### THE EXERCISE
Below are some entries. Copy each line that holds the string "before".

########

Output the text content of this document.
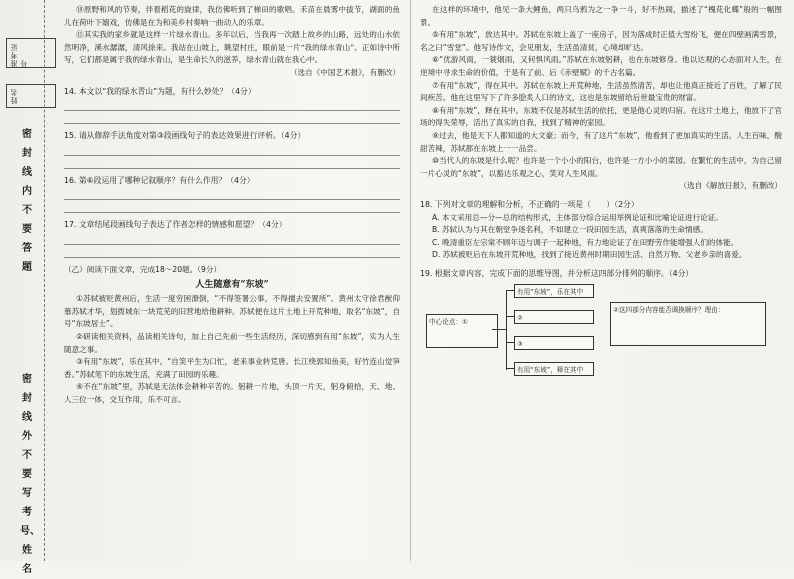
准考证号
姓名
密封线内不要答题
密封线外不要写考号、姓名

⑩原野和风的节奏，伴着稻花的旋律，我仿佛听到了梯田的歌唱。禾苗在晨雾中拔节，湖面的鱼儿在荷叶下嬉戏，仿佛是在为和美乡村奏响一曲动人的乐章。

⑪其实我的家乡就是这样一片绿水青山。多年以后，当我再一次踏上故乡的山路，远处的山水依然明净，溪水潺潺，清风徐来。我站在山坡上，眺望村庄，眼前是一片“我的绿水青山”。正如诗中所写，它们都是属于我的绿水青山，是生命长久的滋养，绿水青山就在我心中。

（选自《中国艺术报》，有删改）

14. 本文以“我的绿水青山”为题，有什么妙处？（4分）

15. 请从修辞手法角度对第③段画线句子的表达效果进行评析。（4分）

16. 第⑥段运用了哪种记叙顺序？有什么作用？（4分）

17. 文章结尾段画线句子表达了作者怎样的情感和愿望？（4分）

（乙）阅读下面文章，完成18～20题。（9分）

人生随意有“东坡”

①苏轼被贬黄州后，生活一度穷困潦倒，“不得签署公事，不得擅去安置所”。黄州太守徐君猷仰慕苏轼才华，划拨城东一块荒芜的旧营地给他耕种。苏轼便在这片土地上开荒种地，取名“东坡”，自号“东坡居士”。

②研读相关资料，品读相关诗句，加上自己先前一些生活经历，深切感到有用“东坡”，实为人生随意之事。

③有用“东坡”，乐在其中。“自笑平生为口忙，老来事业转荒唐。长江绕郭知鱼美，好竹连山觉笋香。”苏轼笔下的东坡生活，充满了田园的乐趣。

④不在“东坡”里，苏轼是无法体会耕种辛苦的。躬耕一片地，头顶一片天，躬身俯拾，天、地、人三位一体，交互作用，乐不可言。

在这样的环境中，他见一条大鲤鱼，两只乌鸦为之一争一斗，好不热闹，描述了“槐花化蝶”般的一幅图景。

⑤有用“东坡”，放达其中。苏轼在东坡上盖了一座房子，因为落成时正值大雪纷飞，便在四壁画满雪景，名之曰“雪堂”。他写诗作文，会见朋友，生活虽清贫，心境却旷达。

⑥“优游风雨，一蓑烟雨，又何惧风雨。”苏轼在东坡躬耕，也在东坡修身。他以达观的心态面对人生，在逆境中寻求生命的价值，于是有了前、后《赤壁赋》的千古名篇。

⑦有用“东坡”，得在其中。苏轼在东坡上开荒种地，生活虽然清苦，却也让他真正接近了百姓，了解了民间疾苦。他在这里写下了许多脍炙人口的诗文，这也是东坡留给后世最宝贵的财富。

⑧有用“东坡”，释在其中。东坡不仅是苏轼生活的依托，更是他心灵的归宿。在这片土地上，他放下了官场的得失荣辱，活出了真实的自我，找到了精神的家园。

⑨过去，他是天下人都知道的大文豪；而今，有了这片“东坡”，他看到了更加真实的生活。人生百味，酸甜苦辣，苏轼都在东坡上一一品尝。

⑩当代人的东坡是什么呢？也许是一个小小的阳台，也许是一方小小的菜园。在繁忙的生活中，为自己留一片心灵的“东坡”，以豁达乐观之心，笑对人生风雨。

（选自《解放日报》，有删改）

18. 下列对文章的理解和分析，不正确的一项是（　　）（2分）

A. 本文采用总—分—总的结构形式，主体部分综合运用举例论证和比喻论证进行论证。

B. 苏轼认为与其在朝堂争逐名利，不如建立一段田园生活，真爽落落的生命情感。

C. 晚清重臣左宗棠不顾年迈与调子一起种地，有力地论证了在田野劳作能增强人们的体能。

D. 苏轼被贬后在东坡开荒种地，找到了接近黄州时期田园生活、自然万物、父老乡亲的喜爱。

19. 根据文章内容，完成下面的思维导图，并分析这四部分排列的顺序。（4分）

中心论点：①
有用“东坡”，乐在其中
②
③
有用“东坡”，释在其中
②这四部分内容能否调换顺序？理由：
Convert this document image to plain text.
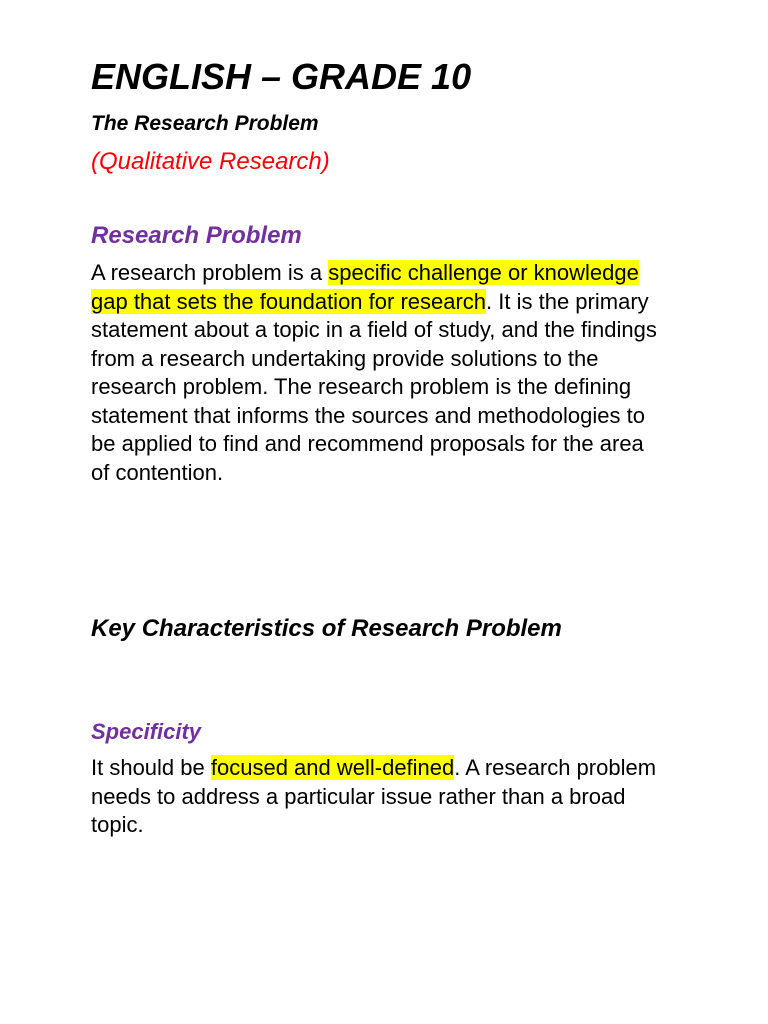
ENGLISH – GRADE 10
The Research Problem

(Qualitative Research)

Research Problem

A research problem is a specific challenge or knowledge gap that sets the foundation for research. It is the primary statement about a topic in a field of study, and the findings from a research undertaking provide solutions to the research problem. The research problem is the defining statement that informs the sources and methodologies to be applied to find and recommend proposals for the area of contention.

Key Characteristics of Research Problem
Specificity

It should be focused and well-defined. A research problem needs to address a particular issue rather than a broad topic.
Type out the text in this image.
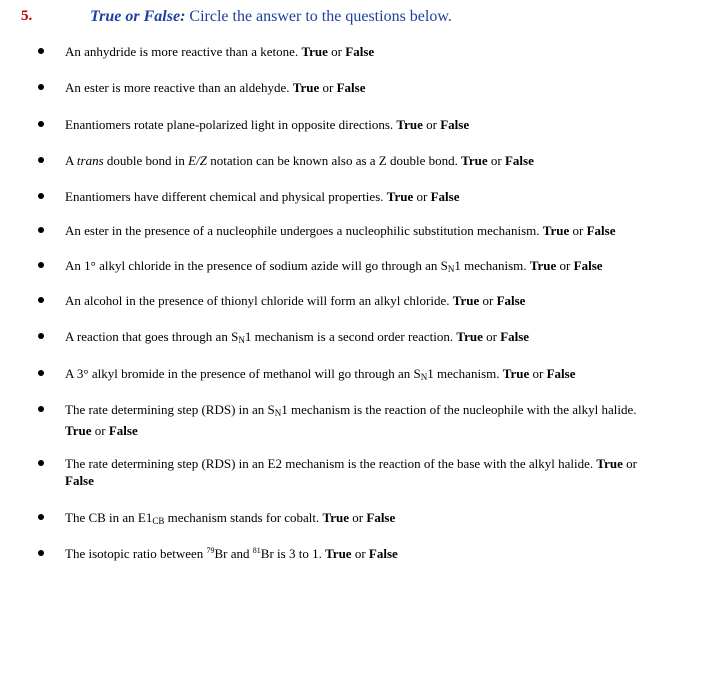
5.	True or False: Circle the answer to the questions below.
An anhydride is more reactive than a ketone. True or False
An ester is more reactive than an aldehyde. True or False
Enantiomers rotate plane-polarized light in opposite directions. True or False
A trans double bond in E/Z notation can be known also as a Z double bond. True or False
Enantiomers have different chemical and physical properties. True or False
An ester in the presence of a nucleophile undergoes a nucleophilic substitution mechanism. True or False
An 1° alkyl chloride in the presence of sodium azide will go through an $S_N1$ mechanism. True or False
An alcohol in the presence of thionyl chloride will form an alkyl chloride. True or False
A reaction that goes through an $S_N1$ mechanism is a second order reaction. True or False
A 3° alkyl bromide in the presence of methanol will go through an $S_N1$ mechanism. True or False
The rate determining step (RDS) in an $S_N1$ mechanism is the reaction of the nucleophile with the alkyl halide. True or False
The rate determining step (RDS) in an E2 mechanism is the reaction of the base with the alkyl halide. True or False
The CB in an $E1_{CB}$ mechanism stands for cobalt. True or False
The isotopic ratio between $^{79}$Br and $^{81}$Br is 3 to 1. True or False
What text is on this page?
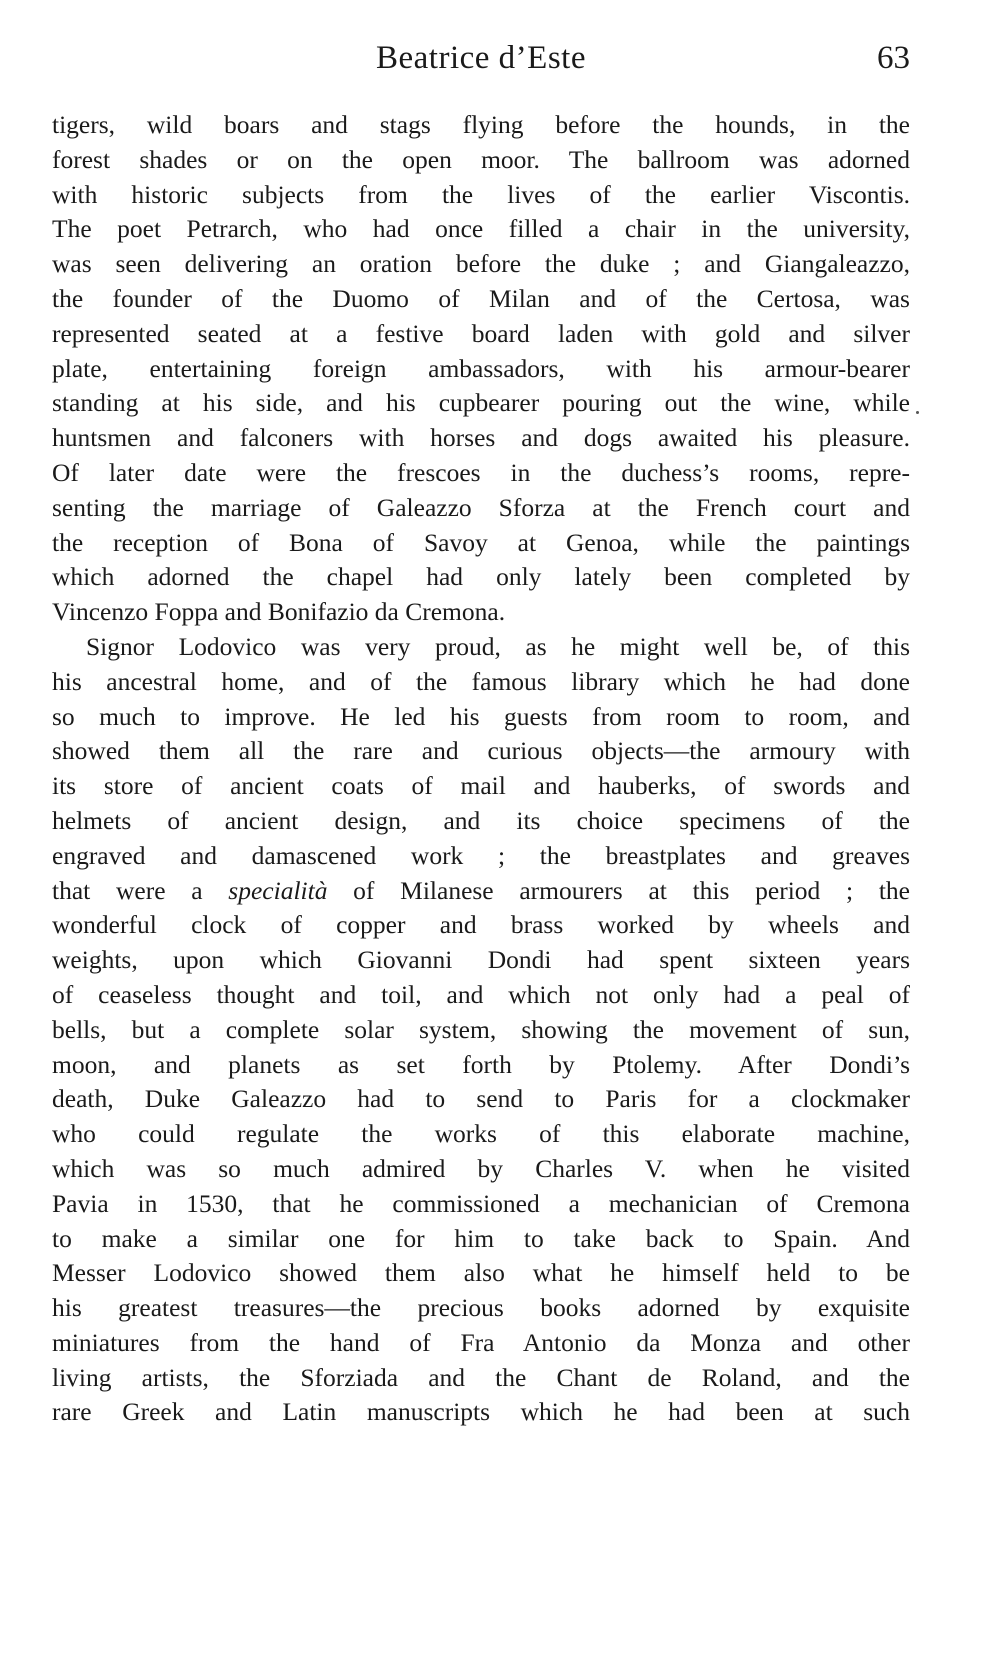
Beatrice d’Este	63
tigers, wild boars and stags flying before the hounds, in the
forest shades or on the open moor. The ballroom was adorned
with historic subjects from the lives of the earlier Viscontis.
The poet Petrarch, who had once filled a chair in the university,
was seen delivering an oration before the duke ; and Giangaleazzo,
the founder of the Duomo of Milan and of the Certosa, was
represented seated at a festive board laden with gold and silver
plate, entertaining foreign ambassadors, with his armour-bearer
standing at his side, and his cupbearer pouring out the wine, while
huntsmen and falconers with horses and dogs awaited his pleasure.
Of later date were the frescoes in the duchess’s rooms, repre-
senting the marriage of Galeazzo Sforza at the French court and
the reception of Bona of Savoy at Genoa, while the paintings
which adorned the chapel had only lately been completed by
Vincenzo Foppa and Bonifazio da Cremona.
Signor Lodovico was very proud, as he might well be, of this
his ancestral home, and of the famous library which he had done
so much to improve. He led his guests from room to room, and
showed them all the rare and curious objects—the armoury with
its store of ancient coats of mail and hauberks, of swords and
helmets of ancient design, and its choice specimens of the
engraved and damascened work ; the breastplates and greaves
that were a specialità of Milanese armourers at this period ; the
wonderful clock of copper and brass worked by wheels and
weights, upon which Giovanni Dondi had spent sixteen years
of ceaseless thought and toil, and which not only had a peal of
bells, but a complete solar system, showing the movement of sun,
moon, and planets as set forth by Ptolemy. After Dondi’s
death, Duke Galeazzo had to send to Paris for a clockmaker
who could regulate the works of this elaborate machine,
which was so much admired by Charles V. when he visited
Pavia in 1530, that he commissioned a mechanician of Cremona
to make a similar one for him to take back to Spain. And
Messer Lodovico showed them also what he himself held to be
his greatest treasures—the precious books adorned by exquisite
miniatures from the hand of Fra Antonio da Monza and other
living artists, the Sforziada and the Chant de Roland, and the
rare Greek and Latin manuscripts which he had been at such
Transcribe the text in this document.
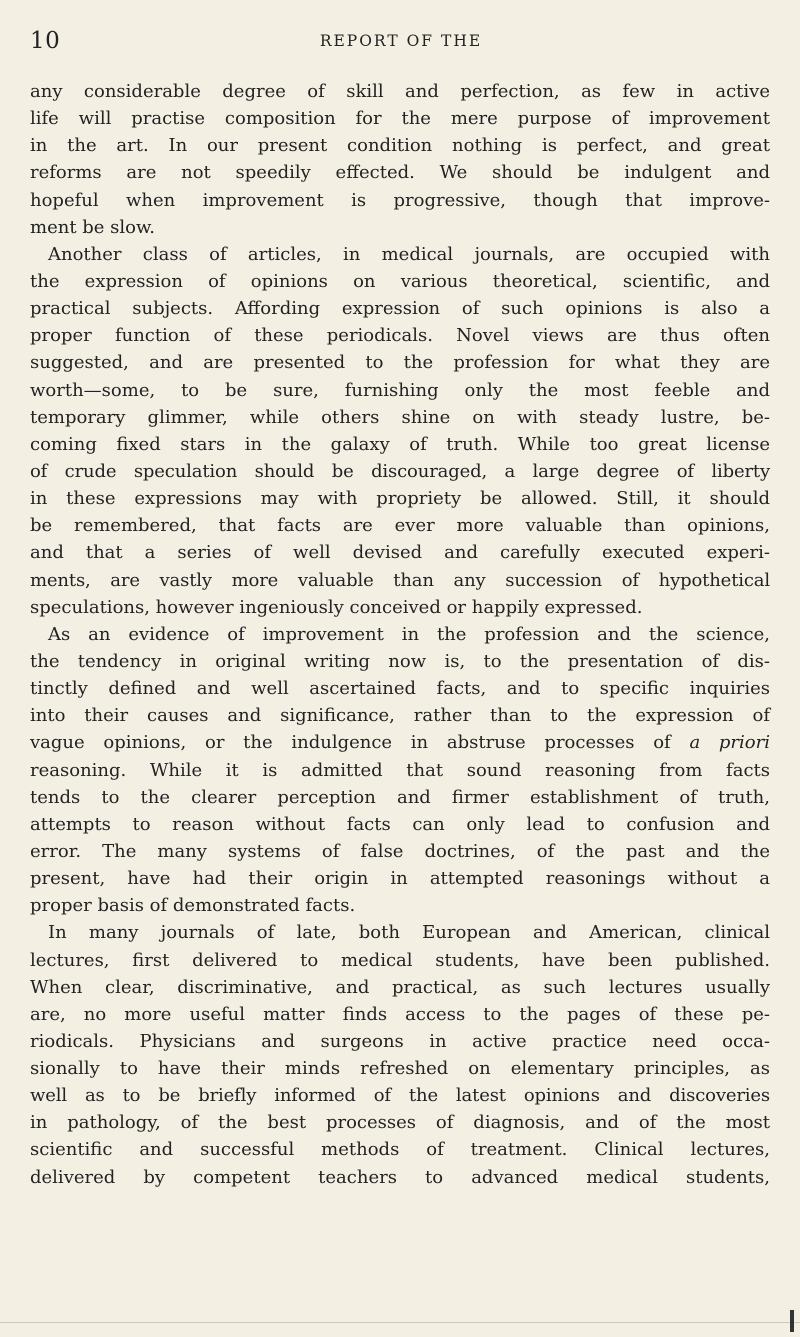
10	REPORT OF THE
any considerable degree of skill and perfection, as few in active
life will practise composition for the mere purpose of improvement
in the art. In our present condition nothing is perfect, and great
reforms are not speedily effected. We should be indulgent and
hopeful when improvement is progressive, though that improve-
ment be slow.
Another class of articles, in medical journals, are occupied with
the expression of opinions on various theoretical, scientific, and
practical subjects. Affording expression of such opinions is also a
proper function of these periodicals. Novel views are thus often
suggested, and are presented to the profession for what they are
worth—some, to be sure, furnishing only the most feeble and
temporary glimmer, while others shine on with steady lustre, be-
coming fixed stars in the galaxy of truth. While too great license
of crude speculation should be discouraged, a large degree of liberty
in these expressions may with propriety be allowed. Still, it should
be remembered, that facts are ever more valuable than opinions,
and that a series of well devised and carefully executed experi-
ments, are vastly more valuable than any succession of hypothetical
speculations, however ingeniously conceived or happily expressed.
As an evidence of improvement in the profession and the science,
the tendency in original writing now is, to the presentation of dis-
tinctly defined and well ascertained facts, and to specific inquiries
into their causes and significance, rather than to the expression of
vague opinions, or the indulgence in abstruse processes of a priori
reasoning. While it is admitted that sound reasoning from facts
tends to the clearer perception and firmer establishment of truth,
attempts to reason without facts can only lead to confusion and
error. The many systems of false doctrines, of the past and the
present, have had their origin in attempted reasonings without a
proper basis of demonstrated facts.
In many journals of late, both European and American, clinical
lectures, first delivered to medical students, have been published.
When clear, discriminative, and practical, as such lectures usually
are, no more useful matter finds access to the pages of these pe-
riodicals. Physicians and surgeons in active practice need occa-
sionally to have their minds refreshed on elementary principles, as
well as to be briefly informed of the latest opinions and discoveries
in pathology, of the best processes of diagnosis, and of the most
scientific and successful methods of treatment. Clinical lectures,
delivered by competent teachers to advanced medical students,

########

### COMPLETED TASK
tigers, wild boars and stags flying before the hounds, in the
was seen delivering an oration before the duke ; and Giangaleazzo,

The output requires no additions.